[Extracts from a graphics dataset]
+--
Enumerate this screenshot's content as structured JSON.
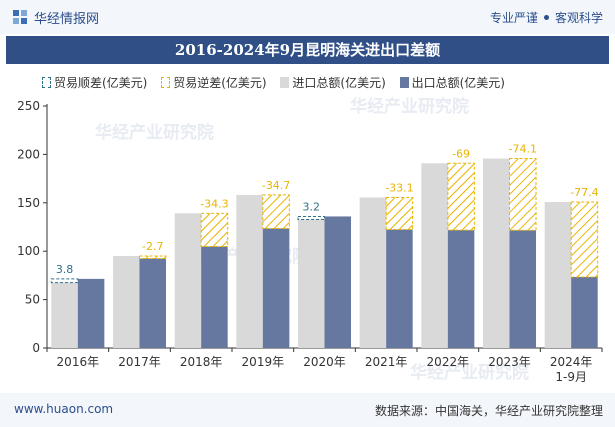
{
  "header": {
    "brand": "华经情报网",
    "tag_left": "专业严谨",
    "tag_right": "客观科学"
  },
  "title": "2016-2024年9月昆明海关进出口差额",
  "legend": {
    "surplus": "贸易顺差(亿美元)",
    "deficit": "贸易逆差(亿美元)",
    "import": "进口总额(亿美元)",
    "export": "出口总额(亿美元)"
  },
  "watermark": "华经产业研究院",
  "footer": {
    "site": "www.huaon.com",
    "source": "数据来源：中国海关，华经产业研究院整理"
  },
  "colors": {
    "import": "#d9d9d9",
    "export": "#6677a0",
    "surplus": "#2f6f8a",
    "deficit": "#e8b400",
    "title_bg": "#2f4f86"
  },
  "chart_data": {
    "type": "bar",
    "categories": [
      "2016年",
      "2017年",
      "2018年",
      "2019年",
      "2020年",
      "2021年",
      "2022年",
      "2023年",
      "2024年\n1-9月"
    ],
    "series": [
      {
        "name": "进口总额(亿美元)",
        "values": [
          67.6,
          95.1,
          139.1,
          158.2,
          132.7,
          155.5,
          190.8,
          195.7,
          150.8
        ]
      },
      {
        "name": "出口总额(亿美元)",
        "values": [
          71.4,
          92.4,
          104.8,
          123.5,
          135.9,
          122.4,
          121.8,
          121.6,
          73.4
        ]
      }
    ],
    "balance": {
      "values": [
        3.8,
        -2.7,
        -34.3,
        -34.7,
        3.2,
        -33.1,
        -69,
        -74.1,
        -77.4
      ],
      "labels": [
        "3.8",
        "-2.7",
        "-34.3",
        "-34.7",
        "3.2",
        "-33.1",
        "-69",
        "-74.1",
        "-77.4"
      ]
    },
    "y_ticks": [
      0,
      50,
      100,
      150,
      200,
      250
    ],
    "ylim": [
      0,
      250
    ],
    "grid": false,
    "legend_position": "top"
  }
}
+--
◆ **YOUR GOAL**
Transcribe all of the material exactly, leaving out whatever pictures it contains.

◆ **EXPECTED ANSWER**
Enumerate this screenshot's content as structured JSON.
{
  "header": {
    "brand": "华经情报网",
    "tag_left": "专业严谨",
    "tag_right": "客观科学"
  },
  "title": "2016-2024年9月昆明海关进出口差额",
  "legend": {
    "surplus": "贸易顺差(亿美元)",
    "deficit": "贸易逆差(亿美元)",
    "import": "进口总额(亿美元)",
    "export": "出口总额(亿美元)"
  },
  "watermark": "华经产业研究院",
  "footer": {
    "site": "www.huaon.com",
    "source": "数据来源：中国海关，华经产业研究院整理"
  },
  "colors": {
    "import": "#d9d9d9",
    "export": "#6677a0",
    "surplus": "#2f6f8a",
    "deficit": "#e8b400",
    "title_bg": "#2f4f86"
  },
  "chart_data": {
    "type": "bar",
    "categories": [
      "2016年",
      "2017年",
      "2018年",
      "2019年",
      "2020年",
      "2021年",
      "2022年",
      "2023年",
      "2024年\n1-9月"
    ],
    "series": [
      {
        "name": "进口总额(亿美元)",
        "values": [
          67.6,
          95.1,
          139.1,
          158.2,
          132.7,
          155.5,
          190.8,
          195.7,
          150.8
        ]
      },
      {
        "name": "出口总额(亿美元)",
        "values": [
          71.4,
          92.4,
          104.8,
          123.5,
          135.9,
          122.4,
          121.8,
          121.6,
          73.4
        ]
      }
    ],
    "balance": {
      "values": [
        3.8,
        -2.7,
        -34.3,
        -34.7,
        3.2,
        -33.1,
        -69,
        -74.1,
        -77.4
      ],
      "labels": [
        "3.8",
        "-2.7",
        "-34.3",
        "-34.7",
        "3.2",
        "-33.1",
        "-69",
        "-74.1",
        "-77.4"
      ]
    },
    "y_ticks": [
      0,
      50,
      100,
      150,
      200,
      250
    ],
    "ylim": [
      0,
      250
    ],
    "grid": false,
    "legend_position": "top"
  }
}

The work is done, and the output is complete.